Excerpts from a figure dataset
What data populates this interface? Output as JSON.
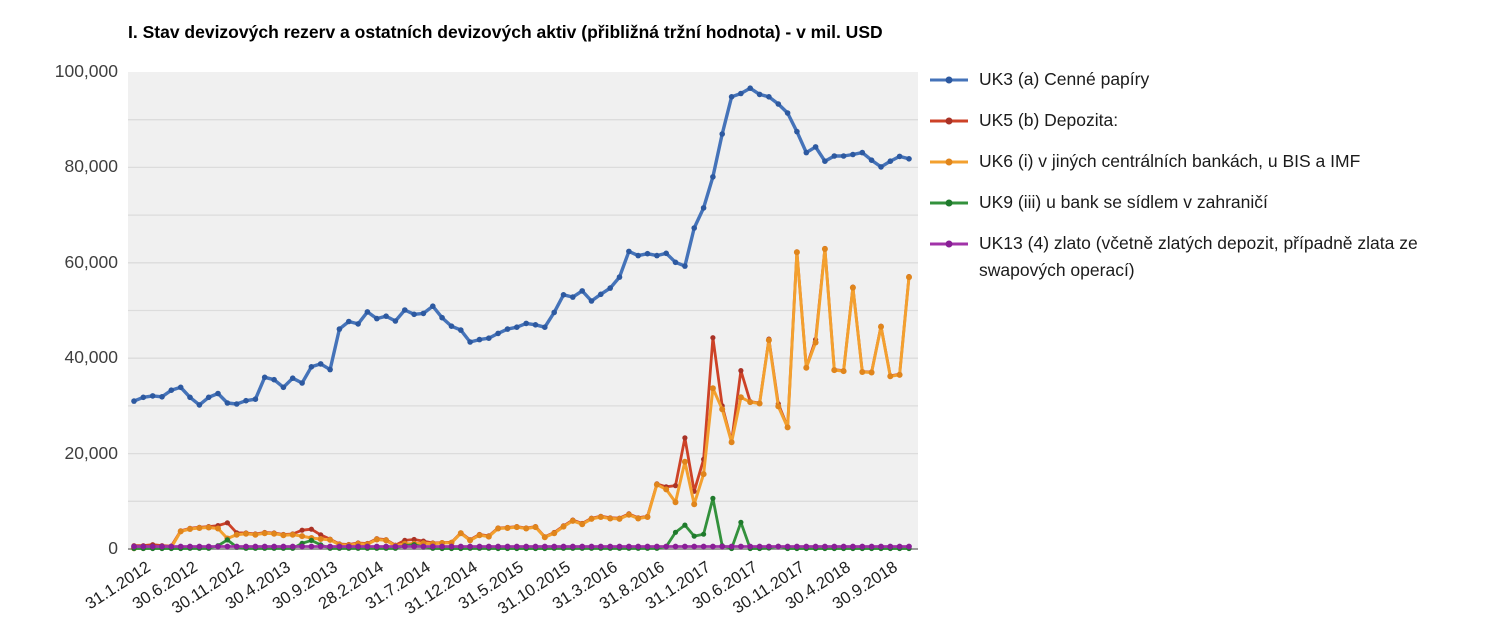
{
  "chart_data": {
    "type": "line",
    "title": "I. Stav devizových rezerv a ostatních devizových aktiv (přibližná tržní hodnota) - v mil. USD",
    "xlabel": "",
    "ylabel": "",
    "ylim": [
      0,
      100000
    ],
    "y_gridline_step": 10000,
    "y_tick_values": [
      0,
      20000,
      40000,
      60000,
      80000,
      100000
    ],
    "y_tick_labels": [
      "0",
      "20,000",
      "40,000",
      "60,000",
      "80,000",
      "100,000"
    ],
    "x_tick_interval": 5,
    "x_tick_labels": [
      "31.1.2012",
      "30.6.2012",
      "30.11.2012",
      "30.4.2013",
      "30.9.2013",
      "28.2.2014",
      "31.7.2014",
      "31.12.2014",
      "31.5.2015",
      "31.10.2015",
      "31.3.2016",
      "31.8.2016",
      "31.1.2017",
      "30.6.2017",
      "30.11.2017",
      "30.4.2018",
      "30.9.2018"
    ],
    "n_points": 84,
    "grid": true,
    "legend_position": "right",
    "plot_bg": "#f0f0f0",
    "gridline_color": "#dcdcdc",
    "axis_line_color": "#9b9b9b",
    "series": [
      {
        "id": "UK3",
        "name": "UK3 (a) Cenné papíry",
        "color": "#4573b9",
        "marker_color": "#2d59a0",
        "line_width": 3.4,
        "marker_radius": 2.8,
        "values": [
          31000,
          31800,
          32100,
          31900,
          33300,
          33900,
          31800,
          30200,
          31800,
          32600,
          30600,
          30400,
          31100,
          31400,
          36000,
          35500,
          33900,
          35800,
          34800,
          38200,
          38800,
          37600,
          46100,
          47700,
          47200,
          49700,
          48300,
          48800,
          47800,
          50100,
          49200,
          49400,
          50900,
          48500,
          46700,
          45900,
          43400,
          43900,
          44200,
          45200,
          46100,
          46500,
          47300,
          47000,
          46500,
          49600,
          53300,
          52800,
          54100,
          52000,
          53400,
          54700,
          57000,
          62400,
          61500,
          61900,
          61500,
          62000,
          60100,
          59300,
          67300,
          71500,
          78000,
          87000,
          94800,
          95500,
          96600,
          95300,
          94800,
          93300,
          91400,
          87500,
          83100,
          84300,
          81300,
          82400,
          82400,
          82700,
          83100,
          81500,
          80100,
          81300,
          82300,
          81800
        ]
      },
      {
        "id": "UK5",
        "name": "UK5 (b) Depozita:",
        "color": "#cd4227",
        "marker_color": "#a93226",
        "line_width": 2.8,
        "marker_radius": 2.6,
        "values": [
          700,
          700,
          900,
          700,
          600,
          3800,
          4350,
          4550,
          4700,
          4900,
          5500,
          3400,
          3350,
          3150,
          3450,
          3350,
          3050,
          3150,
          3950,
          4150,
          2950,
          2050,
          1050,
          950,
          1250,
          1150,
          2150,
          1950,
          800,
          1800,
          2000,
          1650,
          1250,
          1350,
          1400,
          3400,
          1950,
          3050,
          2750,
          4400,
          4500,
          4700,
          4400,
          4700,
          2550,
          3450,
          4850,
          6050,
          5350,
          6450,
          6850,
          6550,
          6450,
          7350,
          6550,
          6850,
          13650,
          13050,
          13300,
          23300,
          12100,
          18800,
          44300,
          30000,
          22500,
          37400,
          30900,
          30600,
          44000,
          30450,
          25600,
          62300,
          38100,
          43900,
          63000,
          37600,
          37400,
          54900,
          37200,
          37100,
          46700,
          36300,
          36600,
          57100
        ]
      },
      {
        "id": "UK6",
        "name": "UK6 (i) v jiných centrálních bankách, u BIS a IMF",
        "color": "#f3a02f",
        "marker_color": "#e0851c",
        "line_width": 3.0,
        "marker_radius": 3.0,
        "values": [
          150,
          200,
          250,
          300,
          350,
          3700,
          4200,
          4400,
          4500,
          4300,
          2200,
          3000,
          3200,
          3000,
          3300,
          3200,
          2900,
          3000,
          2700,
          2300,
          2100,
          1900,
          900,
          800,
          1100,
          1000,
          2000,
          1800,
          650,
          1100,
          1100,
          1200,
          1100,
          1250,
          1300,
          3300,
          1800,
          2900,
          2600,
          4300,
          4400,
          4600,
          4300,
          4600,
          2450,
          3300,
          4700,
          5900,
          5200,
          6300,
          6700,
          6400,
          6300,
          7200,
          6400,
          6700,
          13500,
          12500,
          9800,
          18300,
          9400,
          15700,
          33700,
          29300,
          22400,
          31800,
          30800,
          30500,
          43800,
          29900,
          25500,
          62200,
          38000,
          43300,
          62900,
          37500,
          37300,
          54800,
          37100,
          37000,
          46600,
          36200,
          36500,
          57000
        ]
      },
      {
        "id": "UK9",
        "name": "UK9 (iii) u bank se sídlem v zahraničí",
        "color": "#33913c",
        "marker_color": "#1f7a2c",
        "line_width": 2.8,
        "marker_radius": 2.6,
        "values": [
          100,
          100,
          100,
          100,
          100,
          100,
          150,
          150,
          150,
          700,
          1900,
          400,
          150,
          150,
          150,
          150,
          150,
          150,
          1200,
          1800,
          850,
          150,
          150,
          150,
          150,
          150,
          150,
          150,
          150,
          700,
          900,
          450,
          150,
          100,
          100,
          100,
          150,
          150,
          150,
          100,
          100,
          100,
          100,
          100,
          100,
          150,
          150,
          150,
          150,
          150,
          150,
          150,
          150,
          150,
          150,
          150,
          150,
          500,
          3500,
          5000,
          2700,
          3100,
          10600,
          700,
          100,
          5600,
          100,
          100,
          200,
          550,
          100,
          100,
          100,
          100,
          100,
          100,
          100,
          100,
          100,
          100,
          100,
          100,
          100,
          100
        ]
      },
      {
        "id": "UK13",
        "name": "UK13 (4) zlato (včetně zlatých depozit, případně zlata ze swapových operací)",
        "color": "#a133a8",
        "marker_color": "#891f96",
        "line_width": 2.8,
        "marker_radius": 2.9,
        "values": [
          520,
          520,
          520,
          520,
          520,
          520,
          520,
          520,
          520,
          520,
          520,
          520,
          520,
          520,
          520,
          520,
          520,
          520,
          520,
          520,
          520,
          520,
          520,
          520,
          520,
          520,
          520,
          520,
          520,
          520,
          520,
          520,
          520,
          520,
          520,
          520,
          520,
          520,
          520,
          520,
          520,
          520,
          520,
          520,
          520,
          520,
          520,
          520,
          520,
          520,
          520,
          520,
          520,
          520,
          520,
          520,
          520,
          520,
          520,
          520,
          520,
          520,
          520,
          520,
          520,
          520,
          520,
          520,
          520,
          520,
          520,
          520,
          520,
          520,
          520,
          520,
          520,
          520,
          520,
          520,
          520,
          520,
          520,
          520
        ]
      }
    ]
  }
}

**Direction**
Copy out each record shown above without alteration, skipping any picture.

**Output for this exercise**
What data populates this interface? Output as JSON.
{
  "chart_data": {
    "type": "line",
    "title": "I. Stav devizových rezerv a ostatních devizových aktiv (přibližná tržní hodnota) - v mil. USD",
    "xlabel": "",
    "ylabel": "",
    "ylim": [
      0,
      100000
    ],
    "y_gridline_step": 10000,
    "y_tick_values": [
      0,
      20000,
      40000,
      60000,
      80000,
      100000
    ],
    "y_tick_labels": [
      "0",
      "20,000",
      "40,000",
      "60,000",
      "80,000",
      "100,000"
    ],
    "x_tick_interval": 5,
    "x_tick_labels": [
      "31.1.2012",
      "30.6.2012",
      "30.11.2012",
      "30.4.2013",
      "30.9.2013",
      "28.2.2014",
      "31.7.2014",
      "31.12.2014",
      "31.5.2015",
      "31.10.2015",
      "31.3.2016",
      "31.8.2016",
      "31.1.2017",
      "30.6.2017",
      "30.11.2017",
      "30.4.2018",
      "30.9.2018"
    ],
    "n_points": 84,
    "grid": true,
    "legend_position": "right",
    "plot_bg": "#f0f0f0",
    "gridline_color": "#dcdcdc",
    "axis_line_color": "#9b9b9b",
    "series": [
      {
        "id": "UK3",
        "name": "UK3 (a) Cenné papíry",
        "color": "#4573b9",
        "marker_color": "#2d59a0",
        "line_width": 3.4,
        "marker_radius": 2.8,
        "values": [
          31000,
          31800,
          32100,
          31900,
          33300,
          33900,
          31800,
          30200,
          31800,
          32600,
          30600,
          30400,
          31100,
          31400,
          36000,
          35500,
          33900,
          35800,
          34800,
          38200,
          38800,
          37600,
          46100,
          47700,
          47200,
          49700,
          48300,
          48800,
          47800,
          50100,
          49200,
          49400,
          50900,
          48500,
          46700,
          45900,
          43400,
          43900,
          44200,
          45200,
          46100,
          46500,
          47300,
          47000,
          46500,
          49600,
          53300,
          52800,
          54100,
          52000,
          53400,
          54700,
          57000,
          62400,
          61500,
          61900,
          61500,
          62000,
          60100,
          59300,
          67300,
          71500,
          78000,
          87000,
          94800,
          95500,
          96600,
          95300,
          94800,
          93300,
          91400,
          87500,
          83100,
          84300,
          81300,
          82400,
          82400,
          82700,
          83100,
          81500,
          80100,
          81300,
          82300,
          81800
        ]
      },
      {
        "id": "UK5",
        "name": "UK5 (b) Depozita:",
        "color": "#cd4227",
        "marker_color": "#a93226",
        "line_width": 2.8,
        "marker_radius": 2.6,
        "values": [
          700,
          700,
          900,
          700,
          600,
          3800,
          4350,
          4550,
          4700,
          4900,
          5500,
          3400,
          3350,
          3150,
          3450,
          3350,
          3050,
          3150,
          3950,
          4150,
          2950,
          2050,
          1050,
          950,
          1250,
          1150,
          2150,
          1950,
          800,
          1800,
          2000,
          1650,
          1250,
          1350,
          1400,
          3400,
          1950,
          3050,
          2750,
          4400,
          4500,
          4700,
          4400,
          4700,
          2550,
          3450,
          4850,
          6050,
          5350,
          6450,
          6850,
          6550,
          6450,
          7350,
          6550,
          6850,
          13650,
          13050,
          13300,
          23300,
          12100,
          18800,
          44300,
          30000,
          22500,
          37400,
          30900,
          30600,
          44000,
          30450,
          25600,
          62300,
          38100,
          43900,
          63000,
          37600,
          37400,
          54900,
          37200,
          37100,
          46700,
          36300,
          36600,
          57100
        ]
      },
      {
        "id": "UK6",
        "name": "UK6 (i) v jiných centrálních bankách, u BIS a IMF",
        "color": "#f3a02f",
        "marker_color": "#e0851c",
        "line_width": 3.0,
        "marker_radius": 3.0,
        "values": [
          150,
          200,
          250,
          300,
          350,
          3700,
          4200,
          4400,
          4500,
          4300,
          2200,
          3000,
          3200,
          3000,
          3300,
          3200,
          2900,
          3000,
          2700,
          2300,
          2100,
          1900,
          900,
          800,
          1100,
          1000,
          2000,
          1800,
          650,
          1100,
          1100,
          1200,
          1100,
          1250,
          1300,
          3300,
          1800,
          2900,
          2600,
          4300,
          4400,
          4600,
          4300,
          4600,
          2450,
          3300,
          4700,
          5900,
          5200,
          6300,
          6700,
          6400,
          6300,
          7200,
          6400,
          6700,
          13500,
          12500,
          9800,
          18300,
          9400,
          15700,
          33700,
          29300,
          22400,
          31800,
          30800,
          30500,
          43800,
          29900,
          25500,
          62200,
          38000,
          43300,
          62900,
          37500,
          37300,
          54800,
          37100,
          37000,
          46600,
          36200,
          36500,
          57000
        ]
      },
      {
        "id": "UK9",
        "name": "UK9 (iii) u bank se sídlem v zahraničí",
        "color": "#33913c",
        "marker_color": "#1f7a2c",
        "line_width": 2.8,
        "marker_radius": 2.6,
        "values": [
          100,
          100,
          100,
          100,
          100,
          100,
          150,
          150,
          150,
          700,
          1900,
          400,
          150,
          150,
          150,
          150,
          150,
          150,
          1200,
          1800,
          850,
          150,
          150,
          150,
          150,
          150,
          150,
          150,
          150,
          700,
          900,
          450,
          150,
          100,
          100,
          100,
          150,
          150,
          150,
          100,
          100,
          100,
          100,
          100,
          100,
          150,
          150,
          150,
          150,
          150,
          150,
          150,
          150,
          150,
          150,
          150,
          150,
          500,
          3500,
          5000,
          2700,
          3100,
          10600,
          700,
          100,
          5600,
          100,
          100,
          200,
          550,
          100,
          100,
          100,
          100,
          100,
          100,
          100,
          100,
          100,
          100,
          100,
          100,
          100,
          100
        ]
      },
      {
        "id": "UK13",
        "name": "UK13 (4) zlato (včetně zlatých depozit, případně zlata ze swapových operací)",
        "color": "#a133a8",
        "marker_color": "#891f96",
        "line_width": 2.8,
        "marker_radius": 2.9,
        "values": [
          520,
          520,
          520,
          520,
          520,
          520,
          520,
          520,
          520,
          520,
          520,
          520,
          520,
          520,
          520,
          520,
          520,
          520,
          520,
          520,
          520,
          520,
          520,
          520,
          520,
          520,
          520,
          520,
          520,
          520,
          520,
          520,
          520,
          520,
          520,
          520,
          520,
          520,
          520,
          520,
          520,
          520,
          520,
          520,
          520,
          520,
          520,
          520,
          520,
          520,
          520,
          520,
          520,
          520,
          520,
          520,
          520,
          520,
          520,
          520,
          520,
          520,
          520,
          520,
          520,
          520,
          520,
          520,
          520,
          520,
          520,
          520,
          520,
          520,
          520,
          520,
          520,
          520,
          520,
          520,
          520,
          520,
          520,
          520
        ]
      }
    ]
  }
}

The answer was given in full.